REQUIRED TASK: Return a copy of every line in the records that includes the word "destinations".

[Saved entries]
---

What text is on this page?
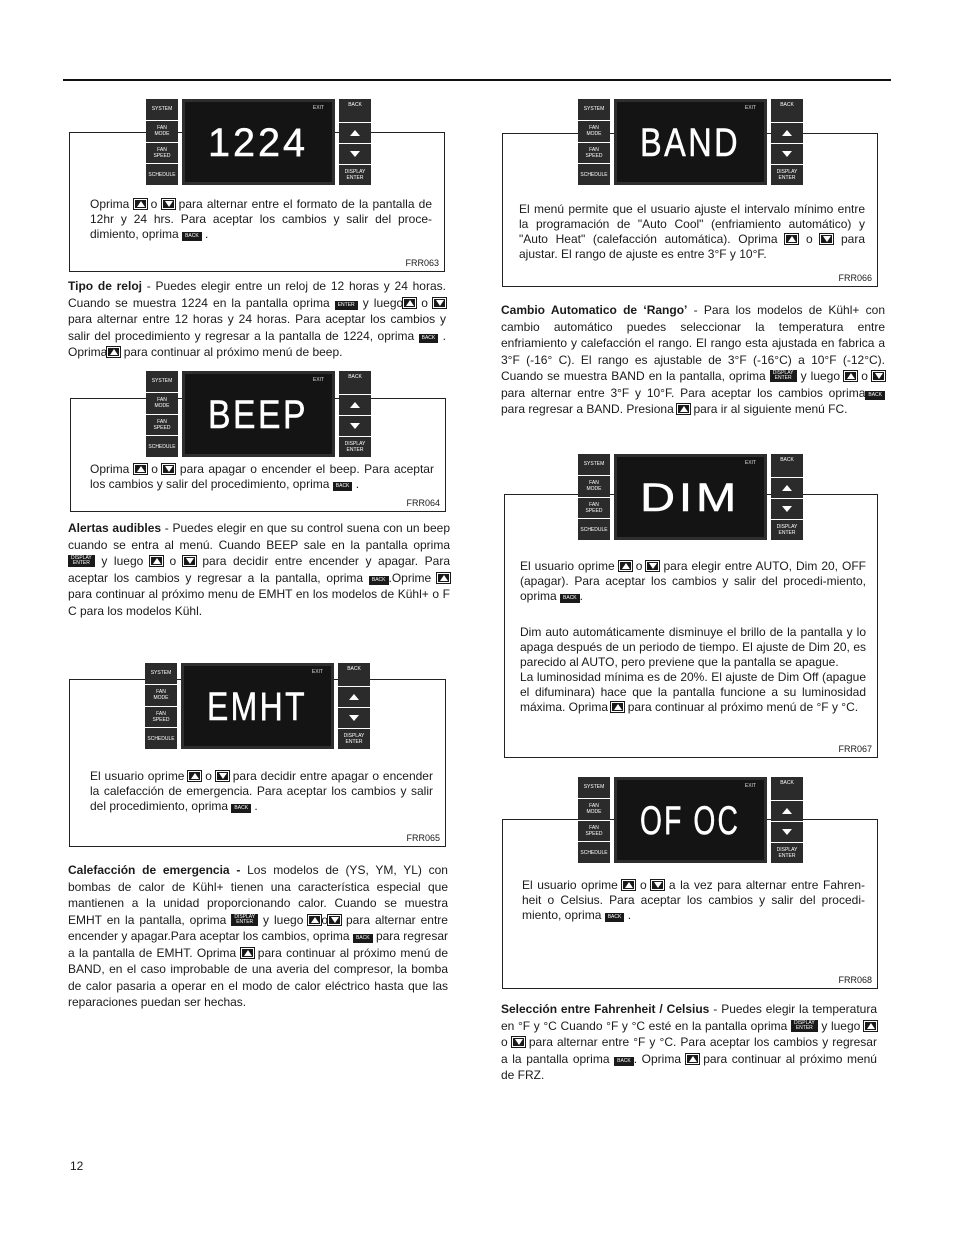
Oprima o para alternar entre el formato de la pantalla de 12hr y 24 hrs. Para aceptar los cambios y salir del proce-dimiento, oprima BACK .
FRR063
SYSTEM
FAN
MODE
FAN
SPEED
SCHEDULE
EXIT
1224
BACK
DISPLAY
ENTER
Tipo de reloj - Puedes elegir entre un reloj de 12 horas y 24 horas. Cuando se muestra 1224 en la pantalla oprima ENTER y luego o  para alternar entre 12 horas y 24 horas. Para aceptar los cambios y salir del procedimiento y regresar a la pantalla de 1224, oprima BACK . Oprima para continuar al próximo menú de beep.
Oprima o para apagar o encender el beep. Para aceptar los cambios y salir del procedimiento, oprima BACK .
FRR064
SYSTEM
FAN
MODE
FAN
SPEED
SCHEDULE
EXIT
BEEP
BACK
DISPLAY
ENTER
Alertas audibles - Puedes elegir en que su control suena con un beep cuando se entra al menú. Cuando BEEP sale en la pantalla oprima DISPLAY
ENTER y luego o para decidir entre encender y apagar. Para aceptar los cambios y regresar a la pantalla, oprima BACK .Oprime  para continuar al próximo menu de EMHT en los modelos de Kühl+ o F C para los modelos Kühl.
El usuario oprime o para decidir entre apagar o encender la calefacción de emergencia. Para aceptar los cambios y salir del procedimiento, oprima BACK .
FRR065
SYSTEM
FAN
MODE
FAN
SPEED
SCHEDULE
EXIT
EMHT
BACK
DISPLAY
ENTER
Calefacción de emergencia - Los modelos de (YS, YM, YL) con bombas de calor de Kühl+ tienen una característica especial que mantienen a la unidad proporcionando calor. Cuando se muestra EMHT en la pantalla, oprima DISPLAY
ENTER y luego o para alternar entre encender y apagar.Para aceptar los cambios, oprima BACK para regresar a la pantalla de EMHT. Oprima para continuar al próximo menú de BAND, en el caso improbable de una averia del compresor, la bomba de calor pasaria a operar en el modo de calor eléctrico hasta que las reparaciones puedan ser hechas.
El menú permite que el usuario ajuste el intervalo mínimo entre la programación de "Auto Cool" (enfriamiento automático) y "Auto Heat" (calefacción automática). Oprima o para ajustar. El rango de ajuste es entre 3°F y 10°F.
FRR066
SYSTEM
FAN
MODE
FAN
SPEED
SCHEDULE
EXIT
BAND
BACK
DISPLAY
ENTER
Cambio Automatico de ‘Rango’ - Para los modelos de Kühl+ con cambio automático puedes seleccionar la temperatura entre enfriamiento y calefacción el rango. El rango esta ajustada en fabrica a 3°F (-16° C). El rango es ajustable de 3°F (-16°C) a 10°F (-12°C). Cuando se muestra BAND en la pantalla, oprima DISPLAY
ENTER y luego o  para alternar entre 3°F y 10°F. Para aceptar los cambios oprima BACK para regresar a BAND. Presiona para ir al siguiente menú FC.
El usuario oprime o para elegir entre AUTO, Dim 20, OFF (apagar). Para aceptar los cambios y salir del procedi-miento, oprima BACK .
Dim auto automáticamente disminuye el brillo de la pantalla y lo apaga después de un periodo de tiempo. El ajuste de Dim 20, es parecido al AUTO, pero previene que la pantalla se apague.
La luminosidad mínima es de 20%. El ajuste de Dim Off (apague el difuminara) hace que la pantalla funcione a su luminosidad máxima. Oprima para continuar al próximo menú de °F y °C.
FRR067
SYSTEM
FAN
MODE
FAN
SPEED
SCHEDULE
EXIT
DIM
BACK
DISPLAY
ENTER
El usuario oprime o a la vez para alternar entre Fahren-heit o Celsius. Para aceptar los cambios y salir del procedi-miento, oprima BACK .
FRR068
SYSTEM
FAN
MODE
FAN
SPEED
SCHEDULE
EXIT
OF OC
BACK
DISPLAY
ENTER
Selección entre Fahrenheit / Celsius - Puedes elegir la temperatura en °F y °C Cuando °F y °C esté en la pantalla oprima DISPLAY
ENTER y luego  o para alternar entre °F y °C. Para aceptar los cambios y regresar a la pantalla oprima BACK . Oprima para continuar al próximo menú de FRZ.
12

---

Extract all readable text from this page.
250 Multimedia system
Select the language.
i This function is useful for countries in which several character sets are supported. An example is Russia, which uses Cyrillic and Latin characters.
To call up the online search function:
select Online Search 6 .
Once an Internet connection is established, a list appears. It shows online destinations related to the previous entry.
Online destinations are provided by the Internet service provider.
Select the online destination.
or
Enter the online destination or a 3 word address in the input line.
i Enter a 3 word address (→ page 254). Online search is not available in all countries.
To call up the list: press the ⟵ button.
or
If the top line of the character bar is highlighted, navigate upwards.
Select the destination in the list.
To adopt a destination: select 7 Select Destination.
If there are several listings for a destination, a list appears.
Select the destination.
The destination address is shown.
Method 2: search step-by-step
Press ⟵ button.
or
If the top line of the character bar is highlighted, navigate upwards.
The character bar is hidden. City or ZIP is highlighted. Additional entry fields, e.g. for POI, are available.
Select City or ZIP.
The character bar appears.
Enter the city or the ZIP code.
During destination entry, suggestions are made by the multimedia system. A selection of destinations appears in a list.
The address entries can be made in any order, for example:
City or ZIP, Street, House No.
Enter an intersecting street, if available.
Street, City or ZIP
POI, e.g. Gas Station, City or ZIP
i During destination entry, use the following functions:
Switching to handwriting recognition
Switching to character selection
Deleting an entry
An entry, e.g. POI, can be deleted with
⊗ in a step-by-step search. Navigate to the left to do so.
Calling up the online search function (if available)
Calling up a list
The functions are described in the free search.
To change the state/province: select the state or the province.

---

SOLUTION TO THE EXERCISE:
Once an Internet connection is established, a list appears. It shows online destinations related to the previous entry.
Online destinations are provided by the Internet service provider.
During destination entry, suggestions are made by the multimedia system. A selection of destinations appears in a list.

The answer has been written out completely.